(Stored items from a collection)

▼

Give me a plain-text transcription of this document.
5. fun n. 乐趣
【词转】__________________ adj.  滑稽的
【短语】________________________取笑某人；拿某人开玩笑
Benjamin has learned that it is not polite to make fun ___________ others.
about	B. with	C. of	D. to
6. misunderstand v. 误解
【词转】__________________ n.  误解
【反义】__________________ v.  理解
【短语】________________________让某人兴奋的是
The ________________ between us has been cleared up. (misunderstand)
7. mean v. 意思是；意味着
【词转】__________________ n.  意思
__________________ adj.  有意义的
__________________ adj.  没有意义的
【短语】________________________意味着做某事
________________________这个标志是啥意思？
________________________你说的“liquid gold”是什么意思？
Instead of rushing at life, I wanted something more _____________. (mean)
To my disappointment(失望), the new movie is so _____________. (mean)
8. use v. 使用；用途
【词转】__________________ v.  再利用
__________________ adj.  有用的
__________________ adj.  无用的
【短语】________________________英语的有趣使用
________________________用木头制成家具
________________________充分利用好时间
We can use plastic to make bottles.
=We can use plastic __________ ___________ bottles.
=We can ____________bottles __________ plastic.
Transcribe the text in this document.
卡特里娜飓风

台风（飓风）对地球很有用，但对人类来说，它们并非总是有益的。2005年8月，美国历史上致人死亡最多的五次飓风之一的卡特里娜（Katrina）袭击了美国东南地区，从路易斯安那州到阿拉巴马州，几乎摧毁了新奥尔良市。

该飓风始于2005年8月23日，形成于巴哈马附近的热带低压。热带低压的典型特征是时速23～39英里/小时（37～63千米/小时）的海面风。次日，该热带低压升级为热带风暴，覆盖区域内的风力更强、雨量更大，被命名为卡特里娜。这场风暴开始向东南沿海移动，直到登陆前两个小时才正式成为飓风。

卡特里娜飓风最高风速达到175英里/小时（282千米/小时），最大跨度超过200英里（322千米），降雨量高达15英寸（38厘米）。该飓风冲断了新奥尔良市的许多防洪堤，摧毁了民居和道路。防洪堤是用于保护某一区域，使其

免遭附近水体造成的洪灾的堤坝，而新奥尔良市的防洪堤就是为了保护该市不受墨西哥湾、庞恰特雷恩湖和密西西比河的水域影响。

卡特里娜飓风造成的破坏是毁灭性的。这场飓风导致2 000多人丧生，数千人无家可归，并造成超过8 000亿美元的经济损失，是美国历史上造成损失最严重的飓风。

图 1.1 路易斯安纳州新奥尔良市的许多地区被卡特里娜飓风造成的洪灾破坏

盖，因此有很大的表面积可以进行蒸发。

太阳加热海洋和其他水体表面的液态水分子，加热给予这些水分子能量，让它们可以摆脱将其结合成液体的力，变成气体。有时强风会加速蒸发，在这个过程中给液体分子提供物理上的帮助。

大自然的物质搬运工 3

▲

Request: In the records above, locate the line that contains "Transcribe the text in this document.". Repeat it and every line after it, exactly, and nothing else.

Solved problem:
Transcribe the text in this document.
卡特里娜飓风

台风（飓风）对地球很有用，但对人类来说，它们并非总是有益的。2005年8月，美国历史上致人死亡最多的五次飓风之一的卡特里娜（Katrina）袭击了美国东南地区，从路易斯安那州到阿拉巴马州，几乎摧毁了新奥尔良市。

该飓风始于2005年8月23日，形成于巴哈马附近的热带低压。热带低压的典型特征是时速23～39英里/小时（37～63千米/小时）的海面风。次日，该热带低压升级为热带风暴，覆盖区域内的风力更强、雨量更大，被命名为卡特里娜。这场风暴开始向东南沿海移动，直到登陆前两个小时才正式成为飓风。

卡特里娜飓风最高风速达到175英里/小时（282千米/小时），最大跨度超过200英里（322千米），降雨量高达15英寸（38厘米）。该飓风冲断了新奥尔良市的许多防洪堤，摧毁了民居和道路。防洪堤是用于保护某一区域，使其

免遭附近水体造成的洪灾的堤坝，而新奥尔良市的防洪堤就是为了保护该市不受墨西哥湾、庞恰特雷恩湖和密西西比河的水域影响。

卡特里娜飓风造成的破坏是毁灭性的。这场飓风导致2 000多人丧生，数千人无家可归，并造成超过8 000亿美元的经济损失，是美国历史上造成损失最严重的飓风。

图 1.1 路易斯安纳州新奥尔良市的许多地区被卡特里娜飓风造成的洪灾破坏

盖，因此有很大的表面积可以进行蒸发。

太阳加热海洋和其他水体表面的液态水分子，加热给予这些水分子能量，让它们可以摆脱将其结合成液体的力，变成气体。有时强风会加速蒸发，在这个过程中给液体分子提供物理上的帮助。

大自然的物质搬运工 3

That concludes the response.